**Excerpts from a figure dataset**
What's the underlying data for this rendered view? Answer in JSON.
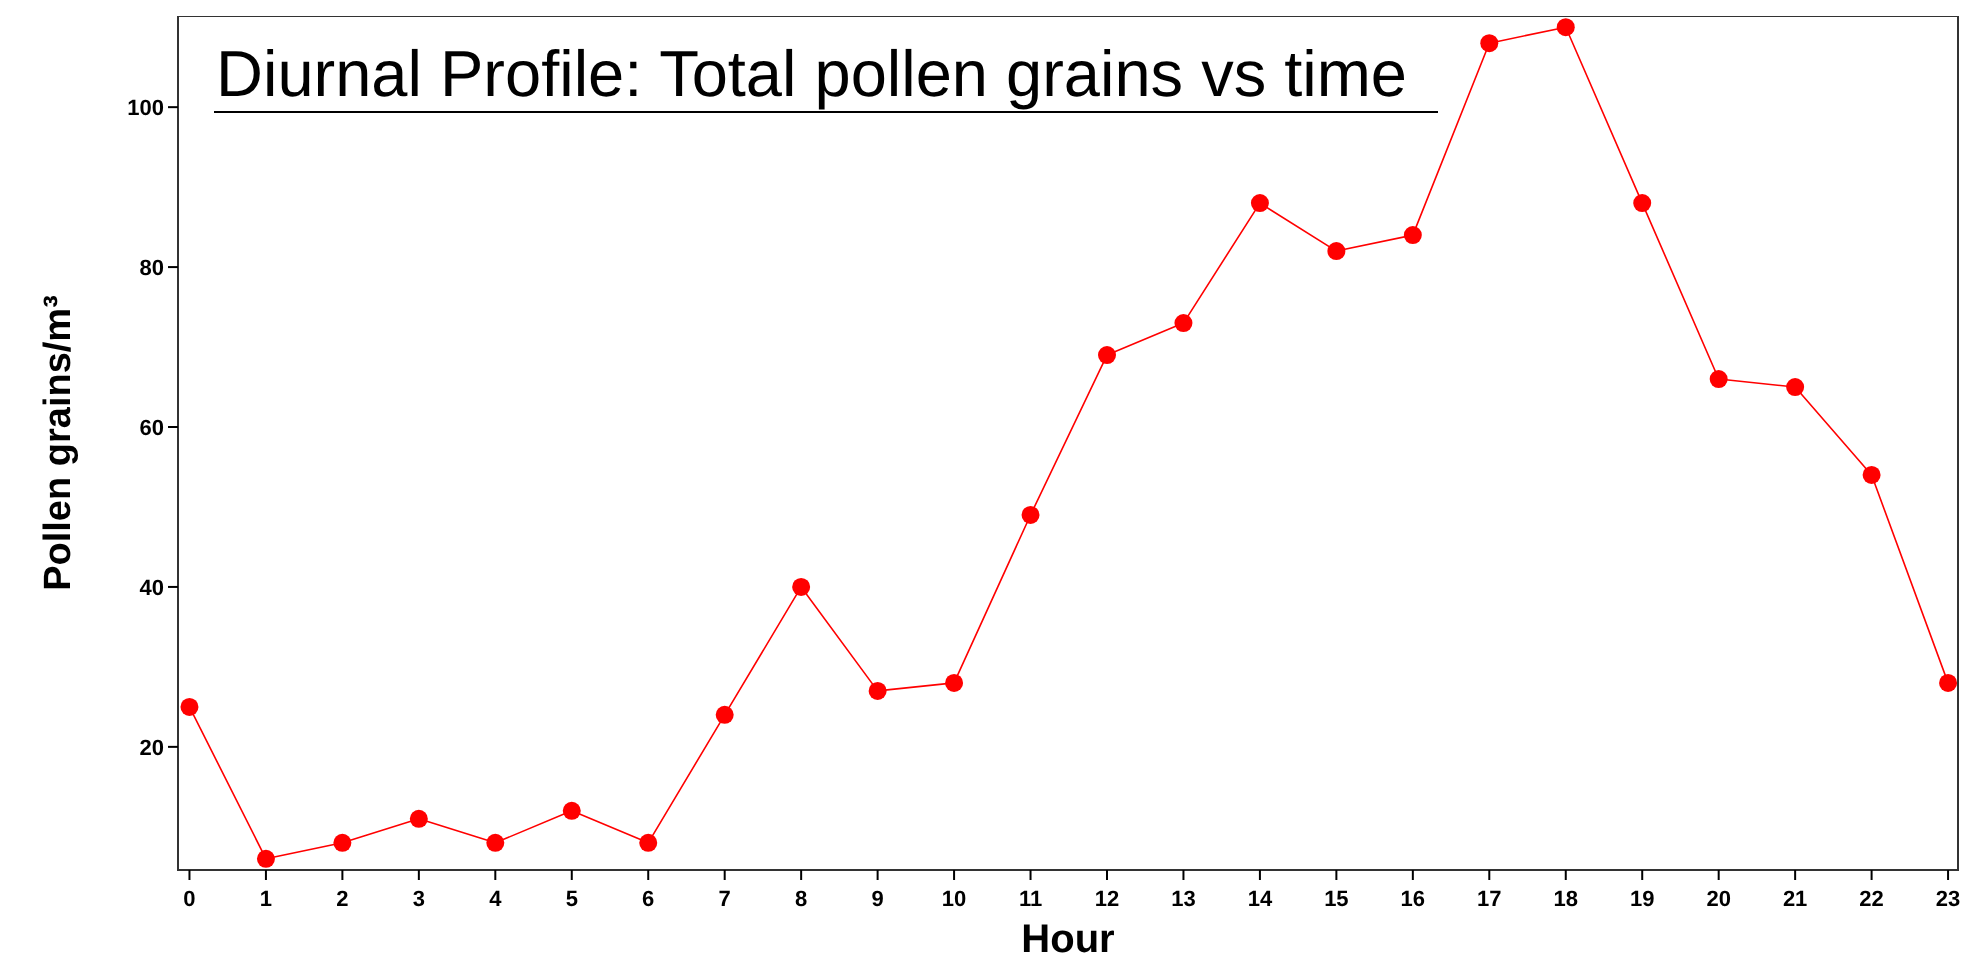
{
  "chart_data": {
    "type": "line",
    "title": "Diurnal Profile: Total pollen grains vs time",
    "xlabel": "Hour",
    "ylabel": "Pollen grains/m³",
    "x": [
      0,
      1,
      2,
      3,
      4,
      5,
      6,
      7,
      8,
      9,
      10,
      11,
      12,
      13,
      14,
      15,
      16,
      17,
      18,
      19,
      20,
      21,
      22,
      23
    ],
    "series": [
      {
        "color": "#ff0000",
        "values": [
          25,
          6,
          8,
          11,
          8,
          12,
          8,
          24,
          40,
          27,
          28,
          49,
          69,
          73,
          88,
          82,
          84,
          108,
          110,
          88,
          66,
          65,
          54,
          28
        ]
      }
    ],
    "xlim": [
      -0.15,
      23.13
    ],
    "xticks": [
      0,
      1,
      2,
      3,
      4,
      5,
      6,
      7,
      8,
      9,
      10,
      11,
      12,
      13,
      14,
      15,
      16,
      17,
      18,
      19,
      20,
      21,
      22,
      23
    ],
    "ylim": [
      4.6,
      111.4
    ],
    "yticks": [
      20,
      40,
      60,
      80,
      100
    ],
    "grid": false,
    "marker": "circle",
    "line_style": "solid"
  }
}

**Required task**
Each line of the material must be retyped exactly, except that images are omitted.

**Task response**
What's the underlying data for this rendered view? Answer in JSON.
{
  "chart_data": {
    "type": "line",
    "title": "Diurnal Profile: Total pollen grains vs time",
    "xlabel": "Hour",
    "ylabel": "Pollen grains/m³",
    "x": [
      0,
      1,
      2,
      3,
      4,
      5,
      6,
      7,
      8,
      9,
      10,
      11,
      12,
      13,
      14,
      15,
      16,
      17,
      18,
      19,
      20,
      21,
      22,
      23
    ],
    "series": [
      {
        "color": "#ff0000",
        "values": [
          25,
          6,
          8,
          11,
          8,
          12,
          8,
          24,
          40,
          27,
          28,
          49,
          69,
          73,
          88,
          82,
          84,
          108,
          110,
          88,
          66,
          65,
          54,
          28
        ]
      }
    ],
    "xlim": [
      -0.15,
      23.13
    ],
    "xticks": [
      0,
      1,
      2,
      3,
      4,
      5,
      6,
      7,
      8,
      9,
      10,
      11,
      12,
      13,
      14,
      15,
      16,
      17,
      18,
      19,
      20,
      21,
      22,
      23
    ],
    "ylim": [
      4.6,
      111.4
    ],
    "yticks": [
      20,
      40,
      60,
      80,
      100
    ],
    "grid": false,
    "marker": "circle",
    "line_style": "solid"
  }
}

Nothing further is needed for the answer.